"""

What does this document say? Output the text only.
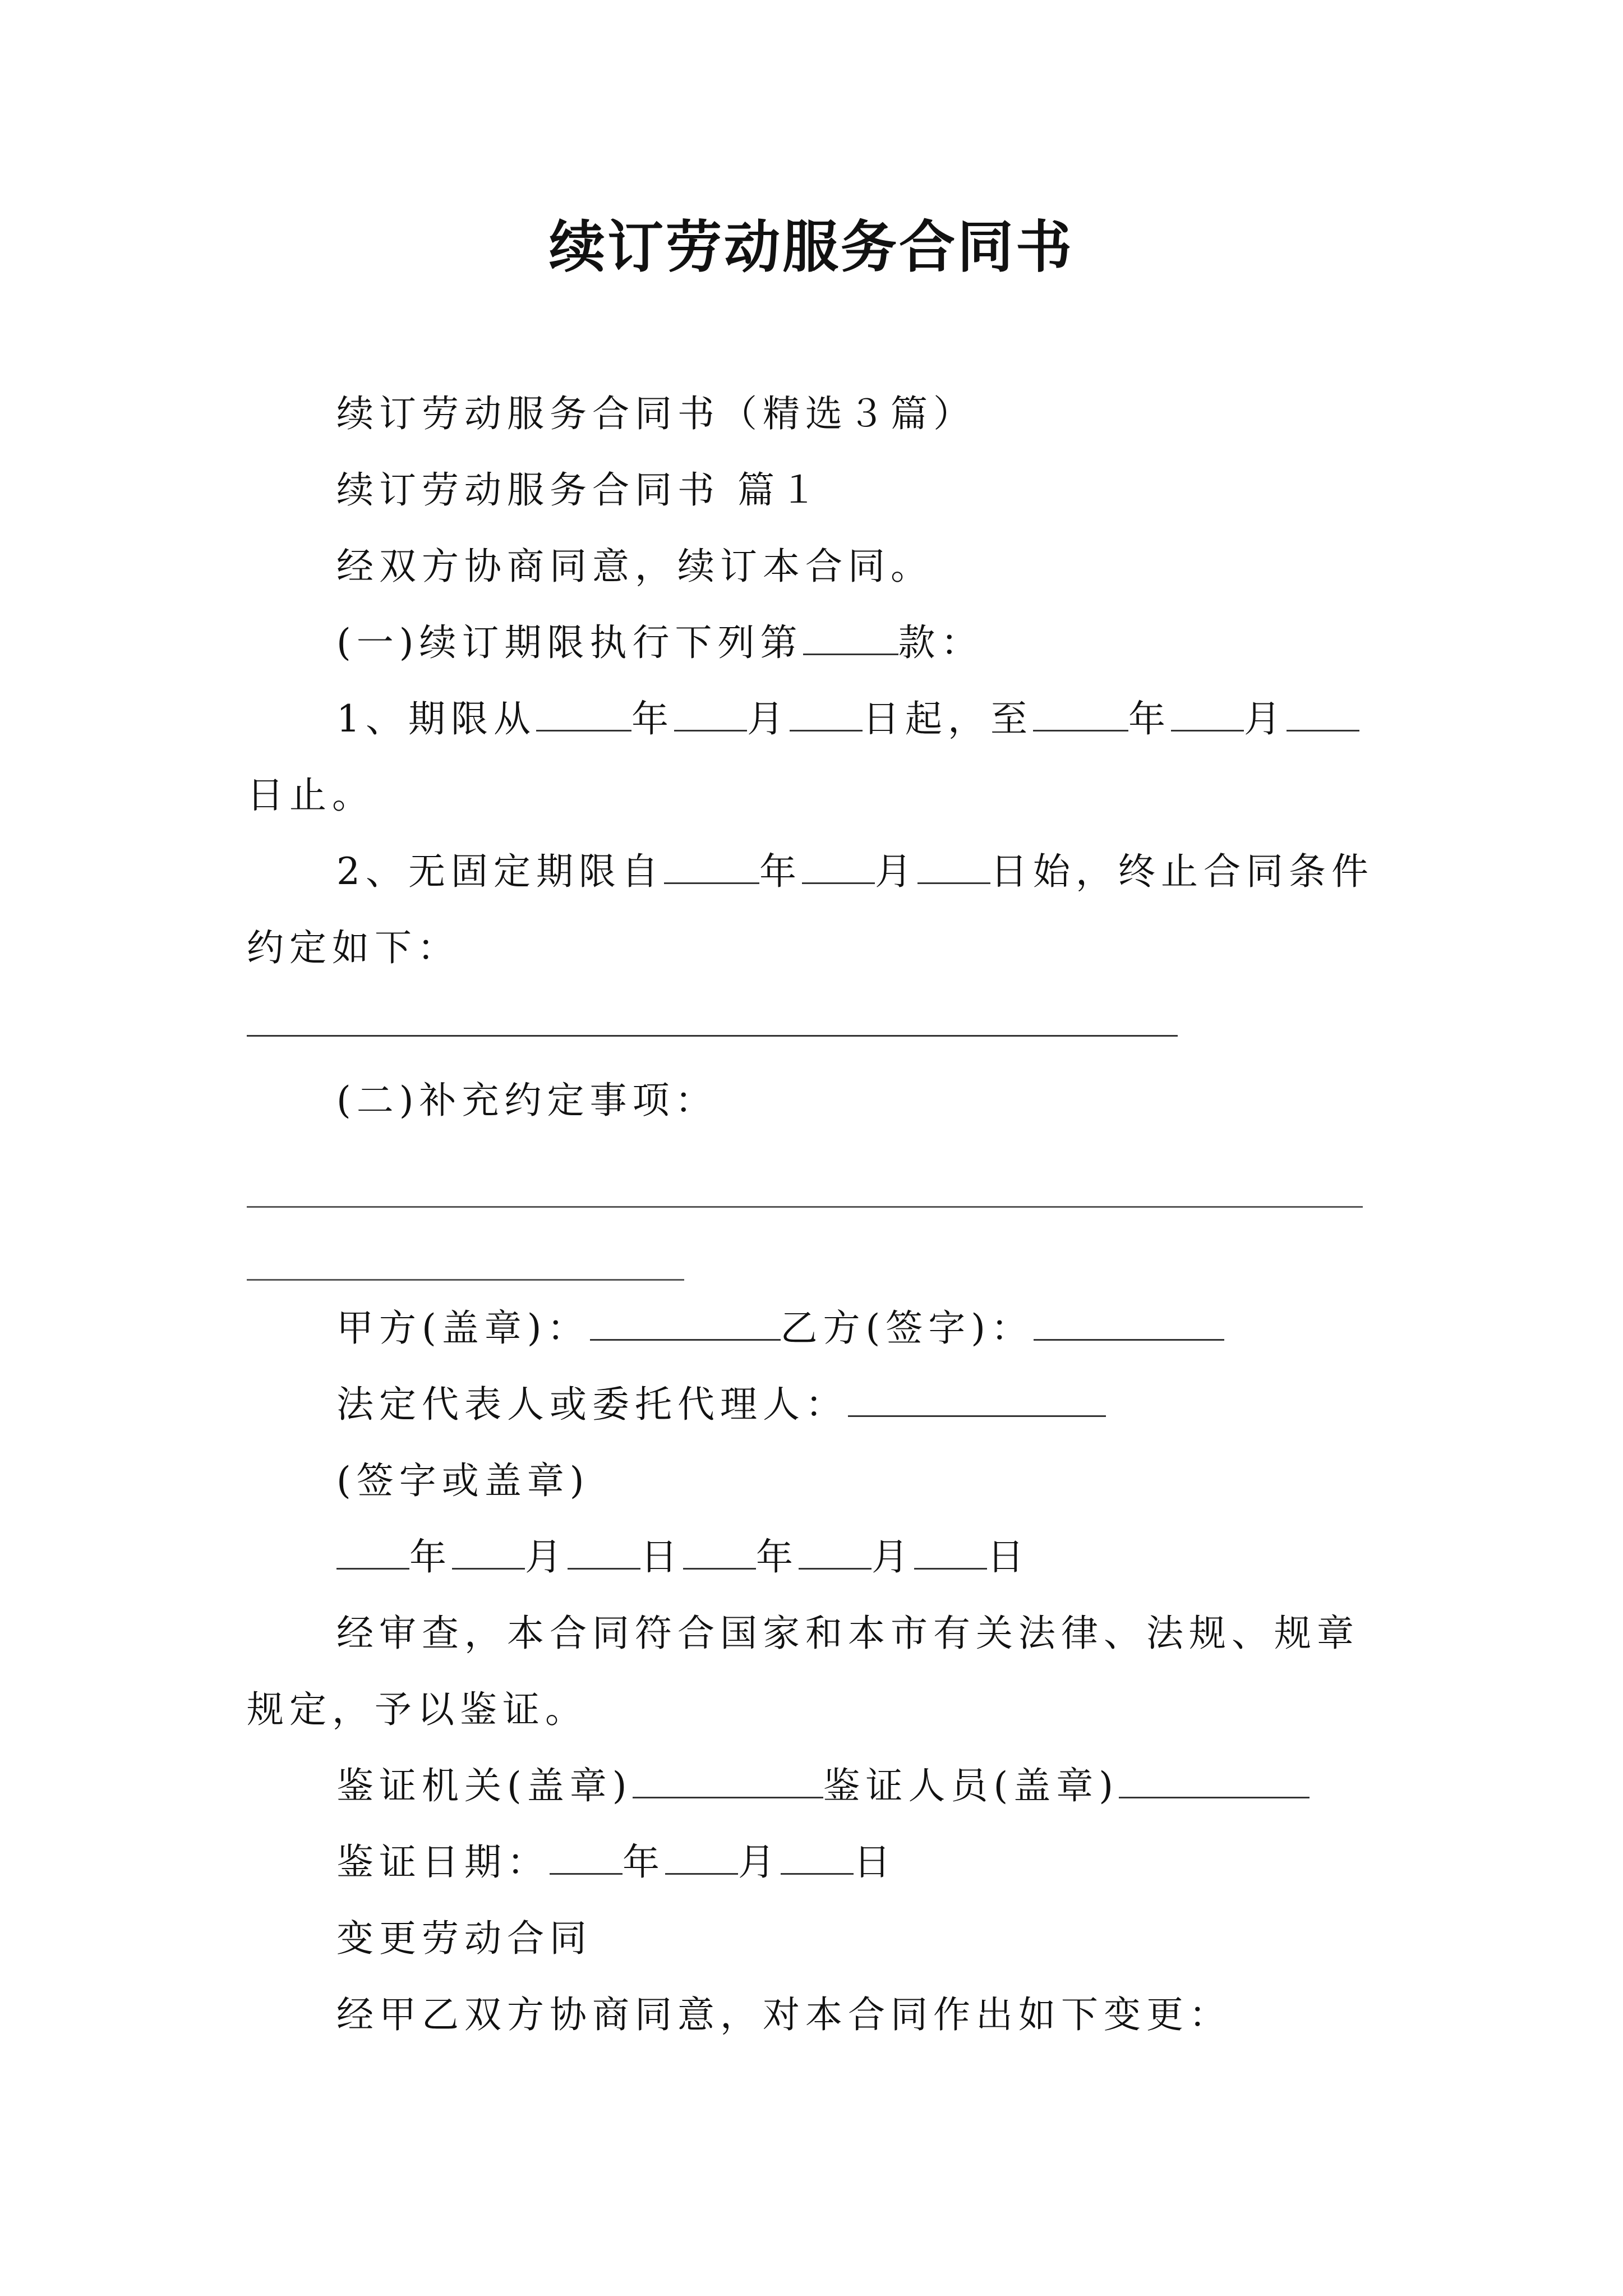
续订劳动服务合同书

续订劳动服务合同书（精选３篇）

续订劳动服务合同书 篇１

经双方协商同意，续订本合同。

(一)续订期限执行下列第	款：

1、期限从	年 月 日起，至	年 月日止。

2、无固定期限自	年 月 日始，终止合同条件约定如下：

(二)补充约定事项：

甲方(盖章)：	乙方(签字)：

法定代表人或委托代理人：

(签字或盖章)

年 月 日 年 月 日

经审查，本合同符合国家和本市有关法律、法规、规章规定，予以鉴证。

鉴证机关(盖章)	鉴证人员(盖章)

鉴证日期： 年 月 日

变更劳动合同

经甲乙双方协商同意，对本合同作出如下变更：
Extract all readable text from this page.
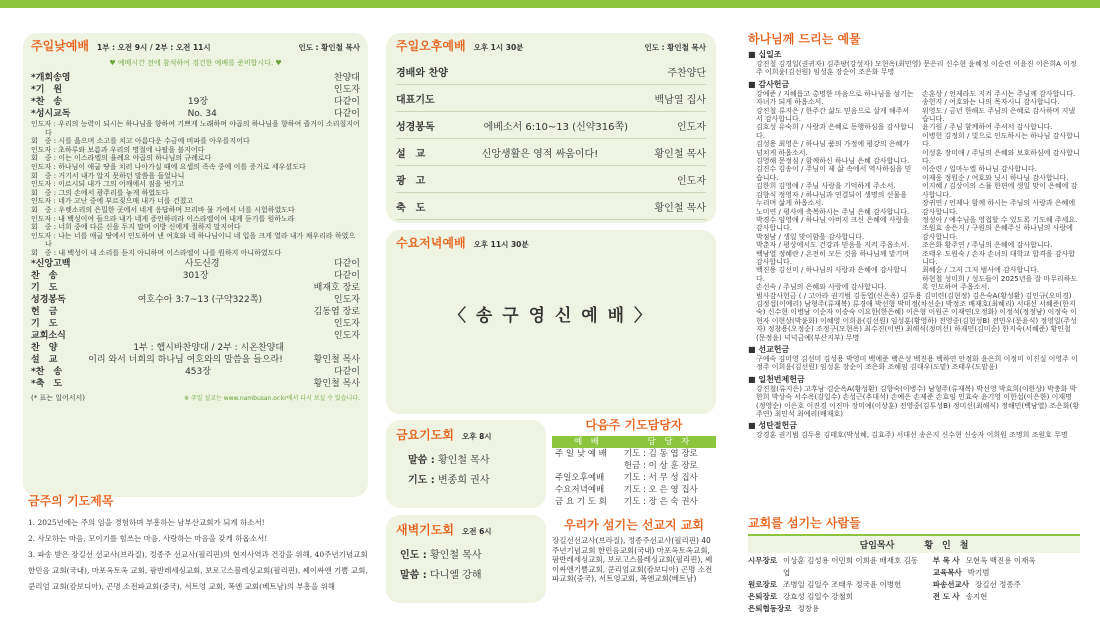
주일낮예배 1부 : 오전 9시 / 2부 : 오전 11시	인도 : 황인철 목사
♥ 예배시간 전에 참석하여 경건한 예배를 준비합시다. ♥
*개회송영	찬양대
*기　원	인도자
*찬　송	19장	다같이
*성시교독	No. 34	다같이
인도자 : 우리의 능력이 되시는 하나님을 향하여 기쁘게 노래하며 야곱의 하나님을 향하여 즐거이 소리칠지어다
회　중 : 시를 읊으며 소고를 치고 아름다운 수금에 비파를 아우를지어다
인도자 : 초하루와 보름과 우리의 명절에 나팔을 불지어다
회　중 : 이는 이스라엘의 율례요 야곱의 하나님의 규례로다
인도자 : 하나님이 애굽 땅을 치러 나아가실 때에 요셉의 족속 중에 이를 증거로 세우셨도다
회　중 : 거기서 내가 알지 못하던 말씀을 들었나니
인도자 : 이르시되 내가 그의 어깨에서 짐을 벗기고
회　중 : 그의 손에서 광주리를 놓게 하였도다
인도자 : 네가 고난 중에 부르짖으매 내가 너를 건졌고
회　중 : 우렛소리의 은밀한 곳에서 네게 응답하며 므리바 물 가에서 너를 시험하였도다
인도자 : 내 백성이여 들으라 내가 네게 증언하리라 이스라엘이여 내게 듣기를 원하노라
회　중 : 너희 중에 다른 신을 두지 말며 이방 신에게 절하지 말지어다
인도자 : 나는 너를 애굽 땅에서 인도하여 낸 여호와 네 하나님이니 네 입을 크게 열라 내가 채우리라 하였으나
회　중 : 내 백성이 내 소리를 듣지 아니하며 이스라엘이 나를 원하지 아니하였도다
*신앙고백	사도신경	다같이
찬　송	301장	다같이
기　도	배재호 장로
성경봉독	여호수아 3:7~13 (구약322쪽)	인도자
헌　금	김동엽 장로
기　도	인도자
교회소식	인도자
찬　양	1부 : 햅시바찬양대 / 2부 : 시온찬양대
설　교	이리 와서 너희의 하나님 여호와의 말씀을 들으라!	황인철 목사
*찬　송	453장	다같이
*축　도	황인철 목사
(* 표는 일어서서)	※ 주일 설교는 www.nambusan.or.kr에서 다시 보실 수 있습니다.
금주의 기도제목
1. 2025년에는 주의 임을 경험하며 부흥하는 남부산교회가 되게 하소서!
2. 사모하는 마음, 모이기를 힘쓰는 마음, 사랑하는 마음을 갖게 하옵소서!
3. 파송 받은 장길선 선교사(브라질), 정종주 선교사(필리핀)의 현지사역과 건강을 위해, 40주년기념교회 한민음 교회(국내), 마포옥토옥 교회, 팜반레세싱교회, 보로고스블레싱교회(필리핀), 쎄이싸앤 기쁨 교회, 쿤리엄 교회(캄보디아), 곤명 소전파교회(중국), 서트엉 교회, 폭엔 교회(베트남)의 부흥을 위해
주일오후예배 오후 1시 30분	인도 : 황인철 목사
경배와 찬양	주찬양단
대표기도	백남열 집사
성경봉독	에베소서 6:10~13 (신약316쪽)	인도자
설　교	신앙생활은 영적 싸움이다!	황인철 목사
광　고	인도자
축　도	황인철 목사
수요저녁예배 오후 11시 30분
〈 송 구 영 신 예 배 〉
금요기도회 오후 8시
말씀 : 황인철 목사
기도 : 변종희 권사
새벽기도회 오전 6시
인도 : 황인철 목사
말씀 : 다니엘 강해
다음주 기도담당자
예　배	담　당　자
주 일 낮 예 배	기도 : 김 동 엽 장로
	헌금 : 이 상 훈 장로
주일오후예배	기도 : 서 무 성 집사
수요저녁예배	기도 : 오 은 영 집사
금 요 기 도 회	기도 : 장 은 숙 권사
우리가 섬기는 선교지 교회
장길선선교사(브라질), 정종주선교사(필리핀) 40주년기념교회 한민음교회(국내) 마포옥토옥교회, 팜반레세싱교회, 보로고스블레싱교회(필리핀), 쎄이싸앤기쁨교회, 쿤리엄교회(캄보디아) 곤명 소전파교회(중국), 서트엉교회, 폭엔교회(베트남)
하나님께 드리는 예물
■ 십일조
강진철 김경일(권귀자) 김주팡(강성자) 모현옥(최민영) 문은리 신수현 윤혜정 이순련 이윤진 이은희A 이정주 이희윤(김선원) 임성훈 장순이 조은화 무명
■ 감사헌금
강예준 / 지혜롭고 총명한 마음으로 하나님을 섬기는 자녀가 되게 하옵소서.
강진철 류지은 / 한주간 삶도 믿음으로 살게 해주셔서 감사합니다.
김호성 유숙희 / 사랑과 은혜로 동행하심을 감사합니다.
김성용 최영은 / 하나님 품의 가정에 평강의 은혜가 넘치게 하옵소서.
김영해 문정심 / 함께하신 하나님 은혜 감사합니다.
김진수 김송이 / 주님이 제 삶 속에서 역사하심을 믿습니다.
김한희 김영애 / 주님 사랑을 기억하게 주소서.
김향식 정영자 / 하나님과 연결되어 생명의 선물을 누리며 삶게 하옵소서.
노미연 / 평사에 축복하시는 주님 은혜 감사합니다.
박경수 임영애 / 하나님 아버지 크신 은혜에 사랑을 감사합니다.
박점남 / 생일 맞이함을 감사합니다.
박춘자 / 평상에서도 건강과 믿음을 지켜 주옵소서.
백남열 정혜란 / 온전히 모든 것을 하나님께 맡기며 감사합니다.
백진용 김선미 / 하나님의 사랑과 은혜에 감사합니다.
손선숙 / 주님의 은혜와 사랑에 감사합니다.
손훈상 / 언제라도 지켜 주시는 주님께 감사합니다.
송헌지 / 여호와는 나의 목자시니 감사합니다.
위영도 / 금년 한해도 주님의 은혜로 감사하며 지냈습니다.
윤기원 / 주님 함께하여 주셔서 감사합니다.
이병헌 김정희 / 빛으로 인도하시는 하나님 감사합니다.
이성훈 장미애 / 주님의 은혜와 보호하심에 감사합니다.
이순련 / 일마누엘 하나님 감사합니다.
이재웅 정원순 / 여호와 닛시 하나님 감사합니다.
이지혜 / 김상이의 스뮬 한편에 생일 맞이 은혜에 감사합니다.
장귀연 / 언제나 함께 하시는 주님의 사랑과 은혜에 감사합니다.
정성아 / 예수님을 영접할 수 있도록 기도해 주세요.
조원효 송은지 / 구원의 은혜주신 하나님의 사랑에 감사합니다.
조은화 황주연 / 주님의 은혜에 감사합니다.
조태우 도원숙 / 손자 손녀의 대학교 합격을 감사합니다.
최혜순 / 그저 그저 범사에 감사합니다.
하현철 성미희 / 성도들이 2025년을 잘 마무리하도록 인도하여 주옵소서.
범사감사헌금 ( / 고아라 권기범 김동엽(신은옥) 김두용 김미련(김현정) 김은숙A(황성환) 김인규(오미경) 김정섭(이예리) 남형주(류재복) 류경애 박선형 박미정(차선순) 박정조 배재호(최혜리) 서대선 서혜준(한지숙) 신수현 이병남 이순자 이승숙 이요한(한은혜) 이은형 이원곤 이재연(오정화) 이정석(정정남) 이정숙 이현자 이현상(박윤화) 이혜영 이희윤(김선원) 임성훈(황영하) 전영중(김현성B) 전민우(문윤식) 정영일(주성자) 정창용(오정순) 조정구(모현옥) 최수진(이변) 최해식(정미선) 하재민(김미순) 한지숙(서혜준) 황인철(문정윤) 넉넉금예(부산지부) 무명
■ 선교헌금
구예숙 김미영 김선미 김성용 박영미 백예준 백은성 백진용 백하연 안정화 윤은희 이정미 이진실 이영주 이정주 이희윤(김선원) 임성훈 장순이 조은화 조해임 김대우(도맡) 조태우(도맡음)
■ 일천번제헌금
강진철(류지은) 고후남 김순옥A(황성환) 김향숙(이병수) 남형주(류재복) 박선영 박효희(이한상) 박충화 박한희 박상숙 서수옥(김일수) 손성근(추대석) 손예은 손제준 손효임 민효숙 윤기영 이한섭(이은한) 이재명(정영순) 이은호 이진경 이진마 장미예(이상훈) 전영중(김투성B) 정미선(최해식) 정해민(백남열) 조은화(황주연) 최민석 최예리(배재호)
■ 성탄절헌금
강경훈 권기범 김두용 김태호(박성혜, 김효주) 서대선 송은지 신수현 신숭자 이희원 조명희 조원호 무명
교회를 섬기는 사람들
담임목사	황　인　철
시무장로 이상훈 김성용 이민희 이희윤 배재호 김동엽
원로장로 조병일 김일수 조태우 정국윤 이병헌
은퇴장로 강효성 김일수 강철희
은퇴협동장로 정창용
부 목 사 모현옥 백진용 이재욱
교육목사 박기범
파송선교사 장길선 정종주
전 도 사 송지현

"""

Give only the number of lines in the data that hold the word "하옵소서".

4